═════ DATA SUPPLIED

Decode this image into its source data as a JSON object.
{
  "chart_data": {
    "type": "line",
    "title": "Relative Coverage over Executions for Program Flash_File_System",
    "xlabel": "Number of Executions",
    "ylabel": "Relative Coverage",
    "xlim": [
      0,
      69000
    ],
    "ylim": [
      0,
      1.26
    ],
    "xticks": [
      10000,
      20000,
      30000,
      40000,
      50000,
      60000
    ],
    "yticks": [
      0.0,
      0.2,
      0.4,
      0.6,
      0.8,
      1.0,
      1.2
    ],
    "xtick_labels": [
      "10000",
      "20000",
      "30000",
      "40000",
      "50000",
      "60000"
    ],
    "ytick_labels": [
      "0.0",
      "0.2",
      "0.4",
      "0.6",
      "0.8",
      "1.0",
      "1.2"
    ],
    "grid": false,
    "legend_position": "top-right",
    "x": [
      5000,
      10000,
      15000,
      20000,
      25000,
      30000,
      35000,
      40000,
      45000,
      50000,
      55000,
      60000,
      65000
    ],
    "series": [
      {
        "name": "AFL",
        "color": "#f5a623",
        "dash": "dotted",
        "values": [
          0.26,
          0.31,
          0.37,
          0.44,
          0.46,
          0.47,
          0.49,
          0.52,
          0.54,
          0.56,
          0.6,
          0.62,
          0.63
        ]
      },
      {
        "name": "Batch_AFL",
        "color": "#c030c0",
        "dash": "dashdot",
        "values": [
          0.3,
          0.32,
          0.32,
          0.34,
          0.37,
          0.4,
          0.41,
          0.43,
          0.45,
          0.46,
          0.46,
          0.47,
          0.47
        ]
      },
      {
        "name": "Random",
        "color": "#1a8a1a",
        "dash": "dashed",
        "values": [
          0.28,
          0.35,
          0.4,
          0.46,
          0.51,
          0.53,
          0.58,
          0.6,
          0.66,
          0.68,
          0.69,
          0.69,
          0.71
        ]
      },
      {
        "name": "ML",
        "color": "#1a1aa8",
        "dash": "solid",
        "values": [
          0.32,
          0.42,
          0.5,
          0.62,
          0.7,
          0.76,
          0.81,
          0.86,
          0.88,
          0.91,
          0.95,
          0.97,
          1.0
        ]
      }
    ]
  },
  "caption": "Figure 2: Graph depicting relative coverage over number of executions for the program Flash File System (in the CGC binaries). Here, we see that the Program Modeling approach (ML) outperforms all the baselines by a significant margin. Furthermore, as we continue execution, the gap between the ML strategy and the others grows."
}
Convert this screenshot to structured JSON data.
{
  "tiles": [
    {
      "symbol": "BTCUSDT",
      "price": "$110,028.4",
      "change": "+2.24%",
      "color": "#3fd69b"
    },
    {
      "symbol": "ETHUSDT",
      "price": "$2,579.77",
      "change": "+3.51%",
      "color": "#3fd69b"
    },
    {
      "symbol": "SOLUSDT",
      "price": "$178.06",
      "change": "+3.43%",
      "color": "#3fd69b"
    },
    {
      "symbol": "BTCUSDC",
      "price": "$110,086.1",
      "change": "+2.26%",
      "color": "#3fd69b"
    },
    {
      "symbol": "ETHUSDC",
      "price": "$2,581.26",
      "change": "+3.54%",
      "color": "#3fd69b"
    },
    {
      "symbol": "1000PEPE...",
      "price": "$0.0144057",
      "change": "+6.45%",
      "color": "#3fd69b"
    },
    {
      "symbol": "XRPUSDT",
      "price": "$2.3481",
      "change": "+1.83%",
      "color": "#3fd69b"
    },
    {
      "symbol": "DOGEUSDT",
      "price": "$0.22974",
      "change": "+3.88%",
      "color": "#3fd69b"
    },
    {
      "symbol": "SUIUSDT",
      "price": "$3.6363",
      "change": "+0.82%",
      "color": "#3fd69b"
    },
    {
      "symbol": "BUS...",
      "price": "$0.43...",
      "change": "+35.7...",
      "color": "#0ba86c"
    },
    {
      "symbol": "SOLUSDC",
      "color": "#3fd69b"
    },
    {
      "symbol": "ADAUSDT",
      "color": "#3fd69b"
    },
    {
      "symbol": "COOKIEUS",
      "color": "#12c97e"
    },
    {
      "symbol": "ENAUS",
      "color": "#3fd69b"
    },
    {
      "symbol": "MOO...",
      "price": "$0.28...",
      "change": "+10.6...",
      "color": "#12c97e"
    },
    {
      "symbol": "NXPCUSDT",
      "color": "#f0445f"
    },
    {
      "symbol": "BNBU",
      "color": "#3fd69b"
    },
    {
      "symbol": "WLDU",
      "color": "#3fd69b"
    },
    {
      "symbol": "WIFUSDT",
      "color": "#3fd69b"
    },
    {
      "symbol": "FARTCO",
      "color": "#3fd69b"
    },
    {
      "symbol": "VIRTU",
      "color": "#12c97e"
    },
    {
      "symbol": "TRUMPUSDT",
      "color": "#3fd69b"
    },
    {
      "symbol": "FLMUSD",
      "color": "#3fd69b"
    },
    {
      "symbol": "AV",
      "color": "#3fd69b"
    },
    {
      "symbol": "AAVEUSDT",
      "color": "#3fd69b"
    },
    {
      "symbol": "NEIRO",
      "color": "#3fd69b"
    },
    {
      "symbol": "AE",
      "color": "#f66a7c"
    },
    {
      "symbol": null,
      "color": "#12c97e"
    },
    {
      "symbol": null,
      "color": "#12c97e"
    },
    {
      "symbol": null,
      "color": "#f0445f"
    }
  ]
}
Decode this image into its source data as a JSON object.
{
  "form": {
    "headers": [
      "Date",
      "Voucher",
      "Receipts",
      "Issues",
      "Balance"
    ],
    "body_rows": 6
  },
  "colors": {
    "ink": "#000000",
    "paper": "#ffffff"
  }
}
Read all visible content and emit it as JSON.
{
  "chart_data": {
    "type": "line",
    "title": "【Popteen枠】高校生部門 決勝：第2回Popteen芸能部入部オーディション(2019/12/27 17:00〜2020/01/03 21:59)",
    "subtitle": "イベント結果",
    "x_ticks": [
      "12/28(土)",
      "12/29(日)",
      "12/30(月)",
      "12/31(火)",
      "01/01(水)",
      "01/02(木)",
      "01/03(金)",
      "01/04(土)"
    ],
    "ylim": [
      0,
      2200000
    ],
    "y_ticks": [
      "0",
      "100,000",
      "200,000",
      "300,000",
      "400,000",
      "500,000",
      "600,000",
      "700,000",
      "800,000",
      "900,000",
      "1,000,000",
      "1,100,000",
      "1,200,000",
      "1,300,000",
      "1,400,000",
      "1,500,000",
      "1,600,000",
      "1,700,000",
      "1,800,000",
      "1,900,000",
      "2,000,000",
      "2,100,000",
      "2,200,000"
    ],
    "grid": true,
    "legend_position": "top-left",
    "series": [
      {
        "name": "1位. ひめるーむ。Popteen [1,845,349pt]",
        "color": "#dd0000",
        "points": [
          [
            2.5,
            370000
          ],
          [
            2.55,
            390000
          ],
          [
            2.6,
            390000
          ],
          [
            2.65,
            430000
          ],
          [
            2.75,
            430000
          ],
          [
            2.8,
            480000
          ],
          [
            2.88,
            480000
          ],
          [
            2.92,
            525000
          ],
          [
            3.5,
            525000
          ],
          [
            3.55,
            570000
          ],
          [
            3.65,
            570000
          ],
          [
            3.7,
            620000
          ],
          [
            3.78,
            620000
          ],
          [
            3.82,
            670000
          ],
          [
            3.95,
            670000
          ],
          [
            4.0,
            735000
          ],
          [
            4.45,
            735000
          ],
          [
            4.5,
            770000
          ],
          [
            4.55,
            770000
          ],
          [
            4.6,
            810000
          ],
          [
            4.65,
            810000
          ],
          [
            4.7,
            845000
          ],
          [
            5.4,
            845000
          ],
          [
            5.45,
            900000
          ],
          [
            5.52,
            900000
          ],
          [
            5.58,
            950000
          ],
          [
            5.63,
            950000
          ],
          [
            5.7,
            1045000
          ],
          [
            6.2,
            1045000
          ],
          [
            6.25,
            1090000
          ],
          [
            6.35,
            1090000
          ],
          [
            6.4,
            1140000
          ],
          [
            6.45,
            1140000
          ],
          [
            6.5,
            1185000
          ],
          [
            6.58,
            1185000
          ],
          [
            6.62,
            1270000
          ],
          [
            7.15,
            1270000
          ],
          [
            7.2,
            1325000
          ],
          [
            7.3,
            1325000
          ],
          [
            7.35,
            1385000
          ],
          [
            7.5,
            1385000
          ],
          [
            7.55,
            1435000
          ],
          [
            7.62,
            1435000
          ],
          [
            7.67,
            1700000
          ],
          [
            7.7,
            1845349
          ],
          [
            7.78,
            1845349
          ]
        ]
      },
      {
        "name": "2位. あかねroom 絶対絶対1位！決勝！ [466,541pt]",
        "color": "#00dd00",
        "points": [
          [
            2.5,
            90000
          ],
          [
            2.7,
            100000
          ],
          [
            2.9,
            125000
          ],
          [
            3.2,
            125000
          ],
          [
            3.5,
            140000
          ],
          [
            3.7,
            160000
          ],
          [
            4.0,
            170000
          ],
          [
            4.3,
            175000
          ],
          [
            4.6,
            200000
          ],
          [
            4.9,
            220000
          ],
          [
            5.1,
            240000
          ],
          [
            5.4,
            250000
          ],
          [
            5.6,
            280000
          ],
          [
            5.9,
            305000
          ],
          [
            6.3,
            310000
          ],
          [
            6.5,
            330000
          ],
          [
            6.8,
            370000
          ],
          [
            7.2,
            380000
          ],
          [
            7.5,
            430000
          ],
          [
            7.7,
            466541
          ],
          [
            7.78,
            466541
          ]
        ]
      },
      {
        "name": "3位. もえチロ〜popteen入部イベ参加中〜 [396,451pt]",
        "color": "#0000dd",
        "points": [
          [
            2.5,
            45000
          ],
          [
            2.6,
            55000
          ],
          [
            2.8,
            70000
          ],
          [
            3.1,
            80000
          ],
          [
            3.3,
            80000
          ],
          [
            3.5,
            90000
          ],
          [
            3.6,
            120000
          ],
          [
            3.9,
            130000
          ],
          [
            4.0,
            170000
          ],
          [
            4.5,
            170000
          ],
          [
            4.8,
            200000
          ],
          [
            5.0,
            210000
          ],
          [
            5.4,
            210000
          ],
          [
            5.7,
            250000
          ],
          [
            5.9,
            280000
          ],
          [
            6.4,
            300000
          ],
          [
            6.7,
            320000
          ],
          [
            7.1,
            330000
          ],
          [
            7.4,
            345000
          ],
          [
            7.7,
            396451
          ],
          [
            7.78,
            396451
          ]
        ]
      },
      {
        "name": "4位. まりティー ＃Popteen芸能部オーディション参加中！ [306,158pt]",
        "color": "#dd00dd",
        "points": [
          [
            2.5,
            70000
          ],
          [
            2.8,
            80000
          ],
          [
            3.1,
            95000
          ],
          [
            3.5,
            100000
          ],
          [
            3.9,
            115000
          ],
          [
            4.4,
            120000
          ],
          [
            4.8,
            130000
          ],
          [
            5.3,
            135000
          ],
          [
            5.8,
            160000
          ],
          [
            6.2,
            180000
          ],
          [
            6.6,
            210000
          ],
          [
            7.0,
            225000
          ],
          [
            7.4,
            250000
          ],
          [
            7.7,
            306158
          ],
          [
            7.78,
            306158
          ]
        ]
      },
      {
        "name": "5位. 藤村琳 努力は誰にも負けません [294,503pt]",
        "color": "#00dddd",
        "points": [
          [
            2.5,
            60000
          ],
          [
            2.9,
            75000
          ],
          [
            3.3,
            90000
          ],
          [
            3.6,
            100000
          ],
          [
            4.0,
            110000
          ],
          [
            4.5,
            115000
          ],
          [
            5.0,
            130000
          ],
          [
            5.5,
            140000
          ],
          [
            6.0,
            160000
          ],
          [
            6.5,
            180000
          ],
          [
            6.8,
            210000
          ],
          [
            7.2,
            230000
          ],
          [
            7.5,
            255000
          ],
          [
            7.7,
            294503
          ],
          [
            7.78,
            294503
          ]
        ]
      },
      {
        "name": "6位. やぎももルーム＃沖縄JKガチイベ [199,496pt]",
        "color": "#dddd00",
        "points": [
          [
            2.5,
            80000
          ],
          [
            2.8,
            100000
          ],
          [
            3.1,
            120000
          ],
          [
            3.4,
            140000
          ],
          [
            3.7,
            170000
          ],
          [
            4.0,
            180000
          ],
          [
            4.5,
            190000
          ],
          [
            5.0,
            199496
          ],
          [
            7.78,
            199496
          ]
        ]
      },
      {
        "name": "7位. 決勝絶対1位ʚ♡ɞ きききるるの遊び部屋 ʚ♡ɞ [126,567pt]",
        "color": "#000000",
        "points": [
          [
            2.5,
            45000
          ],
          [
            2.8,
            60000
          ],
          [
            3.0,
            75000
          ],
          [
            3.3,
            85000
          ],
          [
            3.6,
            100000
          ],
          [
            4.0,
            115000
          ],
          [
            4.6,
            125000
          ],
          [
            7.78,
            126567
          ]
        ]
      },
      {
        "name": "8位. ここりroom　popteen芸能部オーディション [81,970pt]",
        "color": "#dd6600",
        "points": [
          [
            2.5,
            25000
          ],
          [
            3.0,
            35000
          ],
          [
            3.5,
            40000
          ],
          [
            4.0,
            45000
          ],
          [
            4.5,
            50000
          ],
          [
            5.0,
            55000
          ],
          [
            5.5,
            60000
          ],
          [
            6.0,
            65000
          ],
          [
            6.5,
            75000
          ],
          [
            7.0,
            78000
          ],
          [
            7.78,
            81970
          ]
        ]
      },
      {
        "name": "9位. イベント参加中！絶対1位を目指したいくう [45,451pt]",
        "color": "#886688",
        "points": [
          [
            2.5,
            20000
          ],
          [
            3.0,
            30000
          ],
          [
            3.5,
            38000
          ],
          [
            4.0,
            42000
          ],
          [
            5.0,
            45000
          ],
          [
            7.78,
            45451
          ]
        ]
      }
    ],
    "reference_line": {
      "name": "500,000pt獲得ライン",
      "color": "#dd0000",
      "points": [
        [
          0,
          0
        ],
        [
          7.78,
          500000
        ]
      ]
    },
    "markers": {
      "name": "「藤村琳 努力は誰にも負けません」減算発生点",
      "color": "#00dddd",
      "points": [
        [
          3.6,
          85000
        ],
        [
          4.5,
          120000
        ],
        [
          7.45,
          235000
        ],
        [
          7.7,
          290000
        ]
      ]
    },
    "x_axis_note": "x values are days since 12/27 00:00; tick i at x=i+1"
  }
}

══════════

- _CHALLENGE_
Look for the word "price" and return every line where it occurs.

- _COMPLETE ANSWER_
      "price": "$110,028.4",
      "price": "$2,579.77",
      "price": "$178.06",
      "price": "$110,086.1",
      "price": "$2,581.26",
      "price": "$0.0144057",
      "price": "$2.3481",
      "price": "$0.22974",
      "price": "$3.6363",
      "price": "$0.43...",
      "price": "$0.28...",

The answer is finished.